** BEGIN Material for this task **

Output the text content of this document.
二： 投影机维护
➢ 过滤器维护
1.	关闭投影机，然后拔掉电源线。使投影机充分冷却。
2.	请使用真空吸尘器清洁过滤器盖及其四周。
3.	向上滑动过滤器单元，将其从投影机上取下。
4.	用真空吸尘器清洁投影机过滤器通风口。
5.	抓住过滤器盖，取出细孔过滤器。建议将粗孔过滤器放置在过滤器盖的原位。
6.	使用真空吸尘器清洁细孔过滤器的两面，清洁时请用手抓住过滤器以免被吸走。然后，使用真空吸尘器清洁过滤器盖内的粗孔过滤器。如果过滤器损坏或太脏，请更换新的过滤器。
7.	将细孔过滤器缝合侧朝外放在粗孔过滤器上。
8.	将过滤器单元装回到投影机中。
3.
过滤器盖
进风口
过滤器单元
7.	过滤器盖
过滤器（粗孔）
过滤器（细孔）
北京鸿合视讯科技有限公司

** END Material for this task **
** BEGIN Material for this task **

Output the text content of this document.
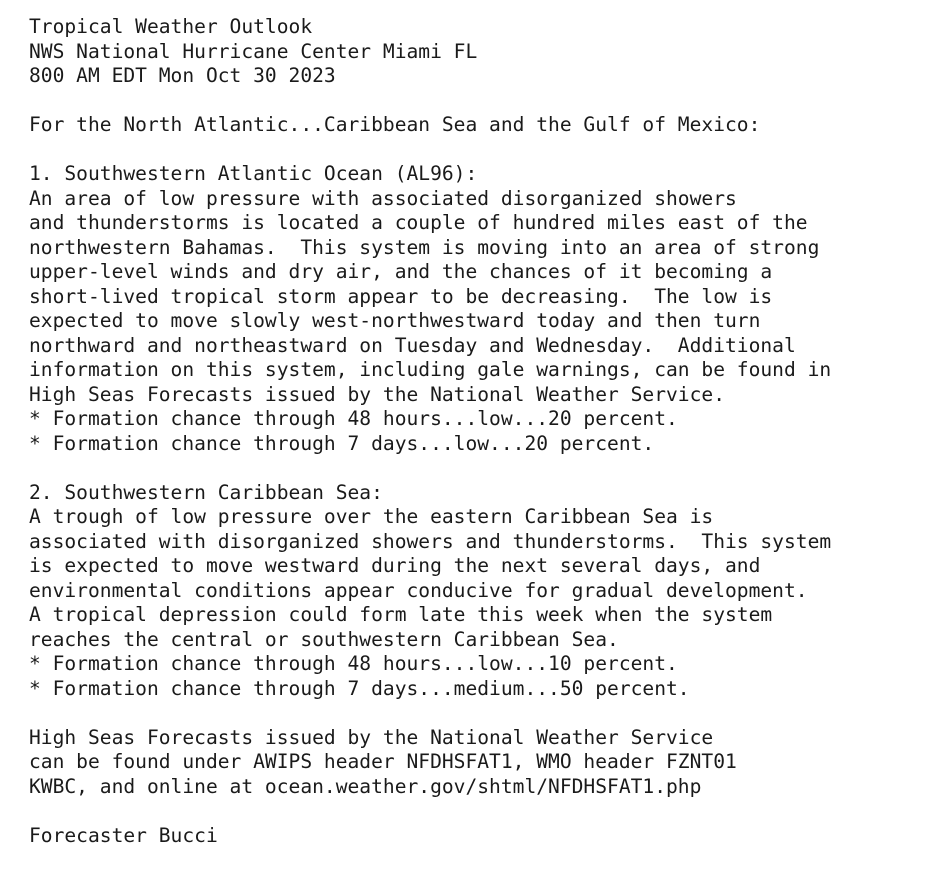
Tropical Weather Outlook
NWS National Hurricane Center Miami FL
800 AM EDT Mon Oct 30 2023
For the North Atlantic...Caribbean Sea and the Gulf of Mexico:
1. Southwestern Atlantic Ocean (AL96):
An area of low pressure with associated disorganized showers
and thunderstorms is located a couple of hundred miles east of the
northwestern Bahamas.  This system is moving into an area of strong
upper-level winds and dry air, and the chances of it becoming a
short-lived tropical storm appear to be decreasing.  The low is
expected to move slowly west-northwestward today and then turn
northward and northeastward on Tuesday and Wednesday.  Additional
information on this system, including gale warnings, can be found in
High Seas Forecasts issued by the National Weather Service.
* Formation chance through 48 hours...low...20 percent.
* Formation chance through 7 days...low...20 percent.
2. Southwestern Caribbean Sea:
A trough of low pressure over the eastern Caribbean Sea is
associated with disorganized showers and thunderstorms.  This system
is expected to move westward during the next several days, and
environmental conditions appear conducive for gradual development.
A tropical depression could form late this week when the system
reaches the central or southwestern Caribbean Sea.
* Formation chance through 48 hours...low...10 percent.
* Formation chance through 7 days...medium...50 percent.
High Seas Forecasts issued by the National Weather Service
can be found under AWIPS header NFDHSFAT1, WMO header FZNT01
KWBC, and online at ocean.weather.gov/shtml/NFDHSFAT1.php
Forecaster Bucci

** END Material for this task **
** BEGIN Material for this task **

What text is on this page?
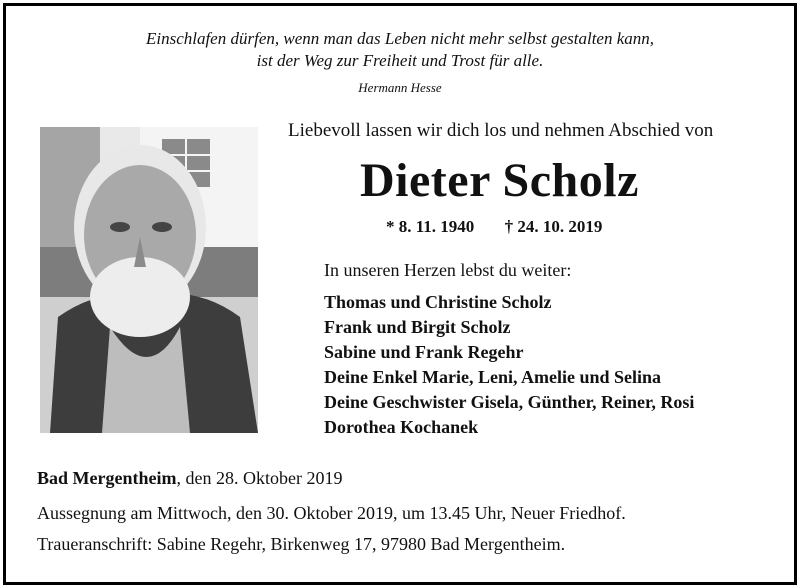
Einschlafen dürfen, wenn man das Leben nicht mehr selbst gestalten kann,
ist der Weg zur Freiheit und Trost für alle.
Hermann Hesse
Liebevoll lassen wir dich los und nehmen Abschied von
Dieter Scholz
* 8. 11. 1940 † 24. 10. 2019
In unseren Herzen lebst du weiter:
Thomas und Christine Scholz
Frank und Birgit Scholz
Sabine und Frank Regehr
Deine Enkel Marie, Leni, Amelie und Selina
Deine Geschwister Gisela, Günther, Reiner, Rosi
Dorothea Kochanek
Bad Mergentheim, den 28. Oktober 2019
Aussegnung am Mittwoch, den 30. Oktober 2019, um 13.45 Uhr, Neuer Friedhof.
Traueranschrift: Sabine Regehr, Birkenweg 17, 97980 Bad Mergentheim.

** END Material for this task **

(What you will do)
Write down every line of the data above that includes the string "showers".

(Answer to the problem)
An area of low pressure with associated disorganized showers
associated with disorganized showers and thunderstorms.  This system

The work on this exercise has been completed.